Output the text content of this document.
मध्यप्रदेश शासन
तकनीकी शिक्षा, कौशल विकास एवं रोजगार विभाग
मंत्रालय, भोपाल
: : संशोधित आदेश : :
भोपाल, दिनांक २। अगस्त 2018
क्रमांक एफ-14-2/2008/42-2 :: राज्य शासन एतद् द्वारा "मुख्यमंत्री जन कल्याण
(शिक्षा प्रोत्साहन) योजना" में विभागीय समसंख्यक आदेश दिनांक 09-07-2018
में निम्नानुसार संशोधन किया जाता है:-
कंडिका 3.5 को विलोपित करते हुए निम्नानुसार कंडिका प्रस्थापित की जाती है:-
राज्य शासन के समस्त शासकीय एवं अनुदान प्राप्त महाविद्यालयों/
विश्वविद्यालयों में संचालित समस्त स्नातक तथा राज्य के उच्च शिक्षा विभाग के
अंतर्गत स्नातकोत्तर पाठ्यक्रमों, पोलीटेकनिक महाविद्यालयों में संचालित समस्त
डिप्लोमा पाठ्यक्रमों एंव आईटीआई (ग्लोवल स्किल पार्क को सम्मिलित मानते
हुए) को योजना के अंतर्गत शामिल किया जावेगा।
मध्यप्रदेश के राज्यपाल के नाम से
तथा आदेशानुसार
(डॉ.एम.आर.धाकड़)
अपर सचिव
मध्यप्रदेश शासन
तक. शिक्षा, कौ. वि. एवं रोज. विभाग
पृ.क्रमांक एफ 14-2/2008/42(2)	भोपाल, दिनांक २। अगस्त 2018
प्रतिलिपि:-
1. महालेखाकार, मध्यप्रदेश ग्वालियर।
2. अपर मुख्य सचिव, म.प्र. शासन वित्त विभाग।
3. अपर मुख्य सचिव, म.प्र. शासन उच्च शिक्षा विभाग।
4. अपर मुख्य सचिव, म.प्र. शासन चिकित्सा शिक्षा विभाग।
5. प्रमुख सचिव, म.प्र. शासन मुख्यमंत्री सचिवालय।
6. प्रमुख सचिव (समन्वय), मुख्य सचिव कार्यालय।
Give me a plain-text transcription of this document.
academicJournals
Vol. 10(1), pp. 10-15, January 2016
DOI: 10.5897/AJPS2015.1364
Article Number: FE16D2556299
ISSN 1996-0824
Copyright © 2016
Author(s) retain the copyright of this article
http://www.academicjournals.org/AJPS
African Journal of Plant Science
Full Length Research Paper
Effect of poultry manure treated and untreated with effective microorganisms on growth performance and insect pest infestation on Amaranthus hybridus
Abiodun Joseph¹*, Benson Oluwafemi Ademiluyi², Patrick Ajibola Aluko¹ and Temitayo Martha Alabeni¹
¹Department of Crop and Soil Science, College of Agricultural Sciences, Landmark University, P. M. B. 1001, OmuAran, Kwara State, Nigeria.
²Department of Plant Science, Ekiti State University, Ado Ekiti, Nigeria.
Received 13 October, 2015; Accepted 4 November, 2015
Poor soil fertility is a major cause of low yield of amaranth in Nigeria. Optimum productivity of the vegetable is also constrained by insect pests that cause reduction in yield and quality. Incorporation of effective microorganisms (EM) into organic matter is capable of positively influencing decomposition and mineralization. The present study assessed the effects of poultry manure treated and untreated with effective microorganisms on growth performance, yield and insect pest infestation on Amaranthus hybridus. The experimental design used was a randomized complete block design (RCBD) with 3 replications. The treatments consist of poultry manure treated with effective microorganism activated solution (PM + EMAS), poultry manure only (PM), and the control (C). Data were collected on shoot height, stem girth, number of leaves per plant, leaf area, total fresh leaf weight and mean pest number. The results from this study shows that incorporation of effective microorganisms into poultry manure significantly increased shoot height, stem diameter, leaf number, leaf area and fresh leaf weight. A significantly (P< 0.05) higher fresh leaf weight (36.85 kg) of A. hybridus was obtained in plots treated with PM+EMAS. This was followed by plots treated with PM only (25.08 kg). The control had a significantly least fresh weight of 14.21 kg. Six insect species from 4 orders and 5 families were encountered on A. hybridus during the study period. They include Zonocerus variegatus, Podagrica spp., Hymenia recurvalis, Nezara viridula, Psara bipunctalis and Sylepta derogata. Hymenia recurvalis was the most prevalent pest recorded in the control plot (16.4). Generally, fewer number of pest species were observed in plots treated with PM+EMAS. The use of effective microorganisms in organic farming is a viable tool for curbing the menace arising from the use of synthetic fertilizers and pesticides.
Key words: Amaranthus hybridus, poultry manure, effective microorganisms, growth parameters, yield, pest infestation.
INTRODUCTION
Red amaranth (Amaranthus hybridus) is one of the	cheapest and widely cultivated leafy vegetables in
________
§ **Aim of the task**
Read the lines above. Gather those in which the string "document" is found.

§ **Output of the exercise**
Output the text content of this document.
Give me a plain-text transcription of this document.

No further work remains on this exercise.